§ Given data:
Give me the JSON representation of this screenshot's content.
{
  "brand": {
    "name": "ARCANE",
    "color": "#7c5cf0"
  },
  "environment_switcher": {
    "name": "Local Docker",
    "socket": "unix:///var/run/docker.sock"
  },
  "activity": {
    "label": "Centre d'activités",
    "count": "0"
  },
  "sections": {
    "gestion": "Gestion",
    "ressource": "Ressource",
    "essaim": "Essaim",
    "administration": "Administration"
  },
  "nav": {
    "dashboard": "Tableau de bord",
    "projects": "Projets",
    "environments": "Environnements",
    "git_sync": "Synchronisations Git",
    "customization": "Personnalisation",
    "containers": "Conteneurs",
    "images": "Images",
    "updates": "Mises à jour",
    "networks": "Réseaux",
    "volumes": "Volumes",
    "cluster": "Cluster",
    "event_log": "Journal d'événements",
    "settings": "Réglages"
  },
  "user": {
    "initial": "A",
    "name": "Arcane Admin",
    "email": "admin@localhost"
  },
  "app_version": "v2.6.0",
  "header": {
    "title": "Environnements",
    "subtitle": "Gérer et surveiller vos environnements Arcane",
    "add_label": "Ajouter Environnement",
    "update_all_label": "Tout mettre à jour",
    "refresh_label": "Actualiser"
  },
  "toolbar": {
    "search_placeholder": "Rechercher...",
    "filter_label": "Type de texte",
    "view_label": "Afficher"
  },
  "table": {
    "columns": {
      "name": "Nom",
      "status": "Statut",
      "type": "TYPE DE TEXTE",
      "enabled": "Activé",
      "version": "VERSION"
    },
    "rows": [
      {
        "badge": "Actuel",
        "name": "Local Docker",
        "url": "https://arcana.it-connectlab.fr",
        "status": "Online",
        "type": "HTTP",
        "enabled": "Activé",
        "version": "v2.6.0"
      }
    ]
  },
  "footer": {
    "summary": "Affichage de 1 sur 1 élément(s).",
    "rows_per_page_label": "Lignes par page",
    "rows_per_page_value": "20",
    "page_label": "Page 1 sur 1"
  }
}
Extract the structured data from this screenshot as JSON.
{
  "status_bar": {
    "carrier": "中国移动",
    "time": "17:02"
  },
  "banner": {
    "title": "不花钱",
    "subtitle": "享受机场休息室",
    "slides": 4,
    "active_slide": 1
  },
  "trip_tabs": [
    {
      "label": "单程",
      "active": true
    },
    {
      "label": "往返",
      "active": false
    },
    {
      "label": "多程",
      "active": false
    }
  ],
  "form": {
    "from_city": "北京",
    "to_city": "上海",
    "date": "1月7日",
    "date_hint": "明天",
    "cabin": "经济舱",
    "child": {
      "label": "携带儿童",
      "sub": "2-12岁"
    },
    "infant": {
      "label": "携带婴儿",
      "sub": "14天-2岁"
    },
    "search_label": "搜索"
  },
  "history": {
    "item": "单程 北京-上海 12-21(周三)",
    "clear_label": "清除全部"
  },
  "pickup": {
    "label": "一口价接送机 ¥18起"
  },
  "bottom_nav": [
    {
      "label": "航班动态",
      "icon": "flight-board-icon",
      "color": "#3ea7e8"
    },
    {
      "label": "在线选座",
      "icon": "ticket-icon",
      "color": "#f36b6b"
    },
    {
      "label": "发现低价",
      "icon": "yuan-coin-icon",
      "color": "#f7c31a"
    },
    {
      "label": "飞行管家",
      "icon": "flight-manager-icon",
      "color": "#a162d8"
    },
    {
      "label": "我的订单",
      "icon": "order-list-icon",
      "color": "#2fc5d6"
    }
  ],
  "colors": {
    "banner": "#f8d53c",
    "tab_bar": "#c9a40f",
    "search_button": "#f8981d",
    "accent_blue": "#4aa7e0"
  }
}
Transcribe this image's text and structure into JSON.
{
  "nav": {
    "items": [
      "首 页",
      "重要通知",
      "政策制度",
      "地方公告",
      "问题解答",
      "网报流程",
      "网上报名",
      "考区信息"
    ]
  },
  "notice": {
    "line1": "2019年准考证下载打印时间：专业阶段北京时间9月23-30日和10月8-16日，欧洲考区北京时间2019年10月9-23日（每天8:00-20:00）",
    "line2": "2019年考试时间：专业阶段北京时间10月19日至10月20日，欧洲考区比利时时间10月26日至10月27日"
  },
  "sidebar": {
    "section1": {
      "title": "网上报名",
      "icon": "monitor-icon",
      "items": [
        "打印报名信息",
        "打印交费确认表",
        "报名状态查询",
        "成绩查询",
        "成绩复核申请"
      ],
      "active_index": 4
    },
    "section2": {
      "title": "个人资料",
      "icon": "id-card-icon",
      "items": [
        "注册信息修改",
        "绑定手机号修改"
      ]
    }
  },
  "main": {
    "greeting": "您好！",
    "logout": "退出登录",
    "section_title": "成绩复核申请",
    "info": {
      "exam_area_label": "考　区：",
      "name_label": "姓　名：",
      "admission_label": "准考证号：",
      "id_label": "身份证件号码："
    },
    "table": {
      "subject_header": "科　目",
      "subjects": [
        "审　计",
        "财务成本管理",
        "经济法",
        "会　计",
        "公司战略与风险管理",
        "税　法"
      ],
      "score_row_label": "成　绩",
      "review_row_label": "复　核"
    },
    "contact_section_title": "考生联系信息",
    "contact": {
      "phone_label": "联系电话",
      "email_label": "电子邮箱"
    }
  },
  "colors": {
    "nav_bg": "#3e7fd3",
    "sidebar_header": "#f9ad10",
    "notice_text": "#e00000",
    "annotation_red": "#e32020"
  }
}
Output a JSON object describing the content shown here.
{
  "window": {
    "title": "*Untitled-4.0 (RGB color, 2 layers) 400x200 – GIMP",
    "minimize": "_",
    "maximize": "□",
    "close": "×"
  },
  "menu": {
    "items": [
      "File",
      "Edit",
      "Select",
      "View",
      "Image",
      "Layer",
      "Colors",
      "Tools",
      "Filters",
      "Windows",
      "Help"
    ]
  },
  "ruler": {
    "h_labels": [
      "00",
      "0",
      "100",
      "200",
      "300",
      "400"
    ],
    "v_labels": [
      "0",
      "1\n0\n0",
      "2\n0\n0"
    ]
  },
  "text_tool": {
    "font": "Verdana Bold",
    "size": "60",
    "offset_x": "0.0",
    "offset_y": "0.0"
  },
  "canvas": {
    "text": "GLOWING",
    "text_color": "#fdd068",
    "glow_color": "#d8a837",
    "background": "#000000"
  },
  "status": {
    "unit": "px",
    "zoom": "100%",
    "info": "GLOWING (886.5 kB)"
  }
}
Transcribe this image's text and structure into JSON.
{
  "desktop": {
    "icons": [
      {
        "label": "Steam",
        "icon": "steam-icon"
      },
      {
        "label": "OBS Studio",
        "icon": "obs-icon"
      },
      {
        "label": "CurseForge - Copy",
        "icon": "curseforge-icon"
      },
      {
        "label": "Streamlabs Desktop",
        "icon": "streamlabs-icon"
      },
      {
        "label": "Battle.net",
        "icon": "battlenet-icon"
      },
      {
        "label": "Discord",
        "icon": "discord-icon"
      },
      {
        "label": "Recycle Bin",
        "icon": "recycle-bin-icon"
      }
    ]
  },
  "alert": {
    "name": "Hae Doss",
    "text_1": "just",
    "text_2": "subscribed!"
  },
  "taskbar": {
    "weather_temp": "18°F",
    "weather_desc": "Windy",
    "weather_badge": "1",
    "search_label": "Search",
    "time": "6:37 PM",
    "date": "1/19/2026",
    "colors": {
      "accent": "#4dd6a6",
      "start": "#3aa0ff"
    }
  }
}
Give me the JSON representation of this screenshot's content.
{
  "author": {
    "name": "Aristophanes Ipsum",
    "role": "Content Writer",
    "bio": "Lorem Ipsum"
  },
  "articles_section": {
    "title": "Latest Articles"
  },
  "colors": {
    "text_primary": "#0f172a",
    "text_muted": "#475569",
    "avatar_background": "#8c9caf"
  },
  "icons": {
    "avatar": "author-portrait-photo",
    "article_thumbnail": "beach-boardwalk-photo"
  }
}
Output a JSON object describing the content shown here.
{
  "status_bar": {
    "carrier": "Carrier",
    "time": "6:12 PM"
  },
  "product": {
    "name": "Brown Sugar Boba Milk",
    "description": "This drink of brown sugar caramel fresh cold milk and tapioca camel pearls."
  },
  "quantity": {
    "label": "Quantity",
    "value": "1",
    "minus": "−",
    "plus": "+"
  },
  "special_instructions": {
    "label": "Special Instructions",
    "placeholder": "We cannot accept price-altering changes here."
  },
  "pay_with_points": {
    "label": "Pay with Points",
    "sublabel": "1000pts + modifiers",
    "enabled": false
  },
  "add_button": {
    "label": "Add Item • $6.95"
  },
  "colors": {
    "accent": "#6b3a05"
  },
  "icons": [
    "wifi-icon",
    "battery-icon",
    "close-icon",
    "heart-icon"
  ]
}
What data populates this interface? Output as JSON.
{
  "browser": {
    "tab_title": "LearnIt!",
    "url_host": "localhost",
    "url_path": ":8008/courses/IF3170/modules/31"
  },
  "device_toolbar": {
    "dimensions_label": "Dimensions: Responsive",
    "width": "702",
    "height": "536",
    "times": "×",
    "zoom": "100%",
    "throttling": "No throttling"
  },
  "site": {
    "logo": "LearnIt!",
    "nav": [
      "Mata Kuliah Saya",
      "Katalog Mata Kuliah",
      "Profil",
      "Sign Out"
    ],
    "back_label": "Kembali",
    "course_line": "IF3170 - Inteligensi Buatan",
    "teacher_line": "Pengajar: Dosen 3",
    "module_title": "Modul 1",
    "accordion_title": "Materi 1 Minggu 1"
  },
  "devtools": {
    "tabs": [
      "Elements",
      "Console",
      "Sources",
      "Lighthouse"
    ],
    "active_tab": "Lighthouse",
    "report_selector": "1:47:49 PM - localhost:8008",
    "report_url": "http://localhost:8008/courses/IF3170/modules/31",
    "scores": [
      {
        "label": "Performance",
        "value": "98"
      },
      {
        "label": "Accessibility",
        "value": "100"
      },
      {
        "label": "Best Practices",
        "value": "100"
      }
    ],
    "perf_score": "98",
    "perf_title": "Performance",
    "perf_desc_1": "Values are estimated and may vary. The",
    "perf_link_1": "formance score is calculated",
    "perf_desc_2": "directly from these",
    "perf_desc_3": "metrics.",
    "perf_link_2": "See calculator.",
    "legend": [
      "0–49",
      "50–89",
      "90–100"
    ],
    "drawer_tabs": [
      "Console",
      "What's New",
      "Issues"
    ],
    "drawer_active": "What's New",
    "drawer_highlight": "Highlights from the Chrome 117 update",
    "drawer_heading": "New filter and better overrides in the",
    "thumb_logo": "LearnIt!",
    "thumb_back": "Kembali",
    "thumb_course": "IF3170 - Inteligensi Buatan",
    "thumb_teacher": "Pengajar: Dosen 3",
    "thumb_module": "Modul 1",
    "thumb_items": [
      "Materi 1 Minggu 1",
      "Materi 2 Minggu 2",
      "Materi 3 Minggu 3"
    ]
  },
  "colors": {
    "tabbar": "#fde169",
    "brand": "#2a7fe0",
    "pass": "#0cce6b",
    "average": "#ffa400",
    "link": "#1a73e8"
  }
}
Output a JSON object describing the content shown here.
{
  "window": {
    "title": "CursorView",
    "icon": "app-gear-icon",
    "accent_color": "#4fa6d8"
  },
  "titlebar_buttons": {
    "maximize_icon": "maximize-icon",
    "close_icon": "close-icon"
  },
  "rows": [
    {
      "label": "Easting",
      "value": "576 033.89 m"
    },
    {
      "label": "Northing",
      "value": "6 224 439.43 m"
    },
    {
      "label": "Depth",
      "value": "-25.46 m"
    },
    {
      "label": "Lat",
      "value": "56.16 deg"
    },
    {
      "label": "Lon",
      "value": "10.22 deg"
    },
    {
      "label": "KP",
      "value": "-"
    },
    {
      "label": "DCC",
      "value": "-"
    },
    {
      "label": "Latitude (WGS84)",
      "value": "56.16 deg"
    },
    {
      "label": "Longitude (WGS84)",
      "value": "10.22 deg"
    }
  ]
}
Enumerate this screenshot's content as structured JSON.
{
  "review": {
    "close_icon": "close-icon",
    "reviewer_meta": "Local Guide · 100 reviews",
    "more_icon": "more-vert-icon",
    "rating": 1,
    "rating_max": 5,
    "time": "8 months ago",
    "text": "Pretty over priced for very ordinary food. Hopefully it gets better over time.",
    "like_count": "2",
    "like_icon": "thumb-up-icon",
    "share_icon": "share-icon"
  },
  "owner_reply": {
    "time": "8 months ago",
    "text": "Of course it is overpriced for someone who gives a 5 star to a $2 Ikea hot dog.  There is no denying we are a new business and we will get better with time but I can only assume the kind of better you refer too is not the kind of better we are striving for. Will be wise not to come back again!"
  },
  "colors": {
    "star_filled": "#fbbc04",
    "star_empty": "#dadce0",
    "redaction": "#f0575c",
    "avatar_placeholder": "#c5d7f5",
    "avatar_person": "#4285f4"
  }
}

§ Given problem: Locate all lines that include the word "LearnIt" and copy them out.

§ Answer to the problem:
    "tab_title": "LearnIt!",
    "logo": "LearnIt!",
    "thumb_logo": "LearnIt!",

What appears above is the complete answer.